◆ Task directions:
Can you find the lines of the listing that include "вать" and copy every one?

§ §

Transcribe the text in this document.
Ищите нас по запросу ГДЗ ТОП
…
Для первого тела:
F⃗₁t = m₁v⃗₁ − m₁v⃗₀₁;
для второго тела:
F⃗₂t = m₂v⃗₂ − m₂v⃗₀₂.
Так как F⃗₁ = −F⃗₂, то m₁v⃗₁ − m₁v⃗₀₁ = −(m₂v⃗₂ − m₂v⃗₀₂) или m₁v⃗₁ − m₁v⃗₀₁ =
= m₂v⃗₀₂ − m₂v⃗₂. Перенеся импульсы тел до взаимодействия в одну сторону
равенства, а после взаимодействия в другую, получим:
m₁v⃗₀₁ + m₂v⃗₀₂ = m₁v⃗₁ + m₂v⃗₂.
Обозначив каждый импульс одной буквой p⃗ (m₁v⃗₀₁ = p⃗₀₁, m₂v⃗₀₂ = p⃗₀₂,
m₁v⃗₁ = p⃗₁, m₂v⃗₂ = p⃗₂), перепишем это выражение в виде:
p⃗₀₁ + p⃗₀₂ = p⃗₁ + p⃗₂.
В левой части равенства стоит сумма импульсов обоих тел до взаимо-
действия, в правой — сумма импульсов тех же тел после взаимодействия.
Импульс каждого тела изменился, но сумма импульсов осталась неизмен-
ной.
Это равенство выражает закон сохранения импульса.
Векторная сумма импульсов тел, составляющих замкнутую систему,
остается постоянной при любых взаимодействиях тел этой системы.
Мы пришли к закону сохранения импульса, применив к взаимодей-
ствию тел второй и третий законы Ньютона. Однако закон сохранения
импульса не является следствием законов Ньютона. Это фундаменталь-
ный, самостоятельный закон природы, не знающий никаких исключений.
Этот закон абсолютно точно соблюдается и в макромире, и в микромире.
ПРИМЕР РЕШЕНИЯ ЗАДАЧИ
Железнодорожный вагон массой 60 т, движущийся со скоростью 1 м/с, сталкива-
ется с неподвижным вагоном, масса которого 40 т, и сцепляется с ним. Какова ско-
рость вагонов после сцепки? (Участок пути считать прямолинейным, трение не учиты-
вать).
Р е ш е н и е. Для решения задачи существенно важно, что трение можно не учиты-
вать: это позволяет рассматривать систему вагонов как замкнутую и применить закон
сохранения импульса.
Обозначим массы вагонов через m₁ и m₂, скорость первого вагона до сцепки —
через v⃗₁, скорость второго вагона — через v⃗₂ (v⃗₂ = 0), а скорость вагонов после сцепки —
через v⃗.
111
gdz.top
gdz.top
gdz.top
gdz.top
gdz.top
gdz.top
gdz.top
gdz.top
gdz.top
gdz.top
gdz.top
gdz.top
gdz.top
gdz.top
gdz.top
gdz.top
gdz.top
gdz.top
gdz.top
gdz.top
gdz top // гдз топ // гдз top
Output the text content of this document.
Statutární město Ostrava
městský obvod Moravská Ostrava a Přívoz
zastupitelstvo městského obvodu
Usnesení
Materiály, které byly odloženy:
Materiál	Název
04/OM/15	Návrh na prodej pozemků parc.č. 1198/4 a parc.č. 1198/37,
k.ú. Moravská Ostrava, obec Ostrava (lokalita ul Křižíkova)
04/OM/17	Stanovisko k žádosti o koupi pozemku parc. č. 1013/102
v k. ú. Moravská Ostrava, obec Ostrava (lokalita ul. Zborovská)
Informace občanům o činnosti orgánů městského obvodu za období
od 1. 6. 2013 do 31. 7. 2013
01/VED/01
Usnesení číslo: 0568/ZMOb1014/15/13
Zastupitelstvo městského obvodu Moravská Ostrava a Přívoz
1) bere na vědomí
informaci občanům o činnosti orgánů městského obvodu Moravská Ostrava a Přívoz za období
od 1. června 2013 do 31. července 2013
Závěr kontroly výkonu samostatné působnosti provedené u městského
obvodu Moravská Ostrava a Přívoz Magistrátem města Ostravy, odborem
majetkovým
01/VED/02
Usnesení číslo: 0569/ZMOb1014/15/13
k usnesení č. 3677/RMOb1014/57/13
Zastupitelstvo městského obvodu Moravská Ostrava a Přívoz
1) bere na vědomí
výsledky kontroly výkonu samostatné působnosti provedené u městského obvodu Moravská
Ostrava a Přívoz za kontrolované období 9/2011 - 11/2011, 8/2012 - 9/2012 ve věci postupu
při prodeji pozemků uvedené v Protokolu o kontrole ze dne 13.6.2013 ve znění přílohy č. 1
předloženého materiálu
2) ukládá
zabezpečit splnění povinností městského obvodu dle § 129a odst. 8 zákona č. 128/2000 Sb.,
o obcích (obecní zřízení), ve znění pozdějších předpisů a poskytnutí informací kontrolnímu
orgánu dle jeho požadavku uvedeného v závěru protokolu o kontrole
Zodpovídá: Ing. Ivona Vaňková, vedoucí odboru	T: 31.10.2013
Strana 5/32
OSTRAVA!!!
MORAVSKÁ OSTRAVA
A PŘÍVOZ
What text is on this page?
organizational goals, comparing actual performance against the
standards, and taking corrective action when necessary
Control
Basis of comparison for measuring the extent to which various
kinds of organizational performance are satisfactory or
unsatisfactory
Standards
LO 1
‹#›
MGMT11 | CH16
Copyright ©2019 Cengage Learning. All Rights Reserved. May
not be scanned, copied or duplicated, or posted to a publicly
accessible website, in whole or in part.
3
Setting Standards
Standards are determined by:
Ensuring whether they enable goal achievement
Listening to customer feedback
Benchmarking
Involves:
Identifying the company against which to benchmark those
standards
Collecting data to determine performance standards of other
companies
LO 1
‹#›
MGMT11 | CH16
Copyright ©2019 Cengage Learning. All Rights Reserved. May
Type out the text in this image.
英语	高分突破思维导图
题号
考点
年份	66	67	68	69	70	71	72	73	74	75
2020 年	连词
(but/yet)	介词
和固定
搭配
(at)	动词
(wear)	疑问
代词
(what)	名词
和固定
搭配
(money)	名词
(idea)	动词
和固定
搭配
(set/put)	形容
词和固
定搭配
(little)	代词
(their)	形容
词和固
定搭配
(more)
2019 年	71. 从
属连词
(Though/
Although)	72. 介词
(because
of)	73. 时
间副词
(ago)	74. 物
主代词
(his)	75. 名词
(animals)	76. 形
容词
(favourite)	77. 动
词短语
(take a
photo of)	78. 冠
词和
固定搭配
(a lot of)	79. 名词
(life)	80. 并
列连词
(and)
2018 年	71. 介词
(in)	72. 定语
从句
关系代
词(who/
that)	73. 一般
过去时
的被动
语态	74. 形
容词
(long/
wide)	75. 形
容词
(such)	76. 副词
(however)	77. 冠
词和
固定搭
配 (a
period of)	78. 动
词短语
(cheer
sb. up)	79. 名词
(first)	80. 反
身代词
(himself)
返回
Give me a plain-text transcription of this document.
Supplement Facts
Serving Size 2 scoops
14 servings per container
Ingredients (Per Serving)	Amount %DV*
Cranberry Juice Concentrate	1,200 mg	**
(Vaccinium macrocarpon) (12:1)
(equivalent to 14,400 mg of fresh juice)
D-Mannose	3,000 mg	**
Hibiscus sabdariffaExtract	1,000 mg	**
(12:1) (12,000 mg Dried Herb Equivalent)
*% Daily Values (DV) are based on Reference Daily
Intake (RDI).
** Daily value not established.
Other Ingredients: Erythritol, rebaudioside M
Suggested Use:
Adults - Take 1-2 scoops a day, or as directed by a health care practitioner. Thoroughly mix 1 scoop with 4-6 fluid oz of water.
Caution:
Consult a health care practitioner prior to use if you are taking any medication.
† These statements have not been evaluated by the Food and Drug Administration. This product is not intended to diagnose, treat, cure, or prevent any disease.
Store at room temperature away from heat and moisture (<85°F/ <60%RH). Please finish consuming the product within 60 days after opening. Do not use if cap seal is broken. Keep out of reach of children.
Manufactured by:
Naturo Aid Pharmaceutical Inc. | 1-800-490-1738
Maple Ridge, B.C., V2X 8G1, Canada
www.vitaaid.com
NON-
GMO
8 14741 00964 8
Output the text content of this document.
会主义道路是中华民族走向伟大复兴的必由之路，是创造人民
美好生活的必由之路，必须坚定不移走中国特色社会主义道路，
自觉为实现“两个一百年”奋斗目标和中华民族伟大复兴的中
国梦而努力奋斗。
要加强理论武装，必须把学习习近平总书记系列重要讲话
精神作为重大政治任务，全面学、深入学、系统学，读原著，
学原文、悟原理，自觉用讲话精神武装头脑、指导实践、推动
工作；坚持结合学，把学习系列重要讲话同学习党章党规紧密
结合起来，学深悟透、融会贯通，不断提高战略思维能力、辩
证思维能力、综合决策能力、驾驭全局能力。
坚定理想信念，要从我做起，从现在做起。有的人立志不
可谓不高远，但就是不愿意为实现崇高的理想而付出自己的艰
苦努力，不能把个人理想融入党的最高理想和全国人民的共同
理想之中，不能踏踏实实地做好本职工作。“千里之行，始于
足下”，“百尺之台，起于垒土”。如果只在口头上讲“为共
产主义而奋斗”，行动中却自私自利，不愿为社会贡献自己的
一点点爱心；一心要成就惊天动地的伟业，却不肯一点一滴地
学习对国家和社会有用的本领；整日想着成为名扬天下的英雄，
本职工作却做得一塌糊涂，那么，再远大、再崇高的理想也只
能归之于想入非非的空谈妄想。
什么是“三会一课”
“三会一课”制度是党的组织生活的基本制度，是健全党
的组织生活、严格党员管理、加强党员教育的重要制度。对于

§ §

◆ Result:
вать).
вать: это позволяет рассматривать систему вагонов как замкнутую и применить закон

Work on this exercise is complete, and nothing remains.